What you have to do
Locate all lines with the word "įprastu". Copy them.

------------------------------------------------------------

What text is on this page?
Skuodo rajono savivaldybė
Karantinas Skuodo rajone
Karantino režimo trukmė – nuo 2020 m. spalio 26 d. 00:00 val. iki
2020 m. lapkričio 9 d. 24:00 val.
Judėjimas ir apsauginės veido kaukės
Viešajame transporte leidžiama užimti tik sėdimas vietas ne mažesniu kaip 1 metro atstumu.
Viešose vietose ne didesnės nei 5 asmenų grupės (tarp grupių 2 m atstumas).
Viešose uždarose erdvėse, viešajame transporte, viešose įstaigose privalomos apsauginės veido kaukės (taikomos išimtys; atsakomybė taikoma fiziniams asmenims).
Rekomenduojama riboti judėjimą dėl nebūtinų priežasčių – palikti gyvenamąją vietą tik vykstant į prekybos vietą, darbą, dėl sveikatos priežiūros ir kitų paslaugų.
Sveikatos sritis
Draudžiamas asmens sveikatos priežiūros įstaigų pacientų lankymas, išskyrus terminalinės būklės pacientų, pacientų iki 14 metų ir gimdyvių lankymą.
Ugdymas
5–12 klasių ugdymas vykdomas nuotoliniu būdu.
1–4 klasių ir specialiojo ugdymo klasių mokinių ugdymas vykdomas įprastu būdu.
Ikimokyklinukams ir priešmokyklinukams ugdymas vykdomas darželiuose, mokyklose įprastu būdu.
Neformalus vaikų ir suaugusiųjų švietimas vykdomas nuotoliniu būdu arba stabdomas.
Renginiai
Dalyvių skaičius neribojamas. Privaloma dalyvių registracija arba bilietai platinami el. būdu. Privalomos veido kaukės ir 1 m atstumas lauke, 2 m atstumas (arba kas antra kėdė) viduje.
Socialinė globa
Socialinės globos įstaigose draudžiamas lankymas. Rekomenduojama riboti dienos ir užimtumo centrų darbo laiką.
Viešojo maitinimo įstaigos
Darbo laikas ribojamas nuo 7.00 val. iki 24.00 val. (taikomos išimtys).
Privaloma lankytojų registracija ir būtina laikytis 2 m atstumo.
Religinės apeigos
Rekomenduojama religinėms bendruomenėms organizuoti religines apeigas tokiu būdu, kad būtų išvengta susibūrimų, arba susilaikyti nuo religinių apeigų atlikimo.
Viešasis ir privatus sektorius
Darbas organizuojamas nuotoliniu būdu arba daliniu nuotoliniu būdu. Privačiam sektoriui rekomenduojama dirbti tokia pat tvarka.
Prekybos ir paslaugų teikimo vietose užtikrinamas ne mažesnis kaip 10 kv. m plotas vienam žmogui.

------------------------------------------------------------

Task answer
1–4 klasių ir specialiojo ugdymo klasių mokinių ugdymas vykdomas įprastu būdu.
Ikimokyklinukams ir priešmokyklinukams ugdymas vykdomas darželiuose, mokyklose įprastu būdu.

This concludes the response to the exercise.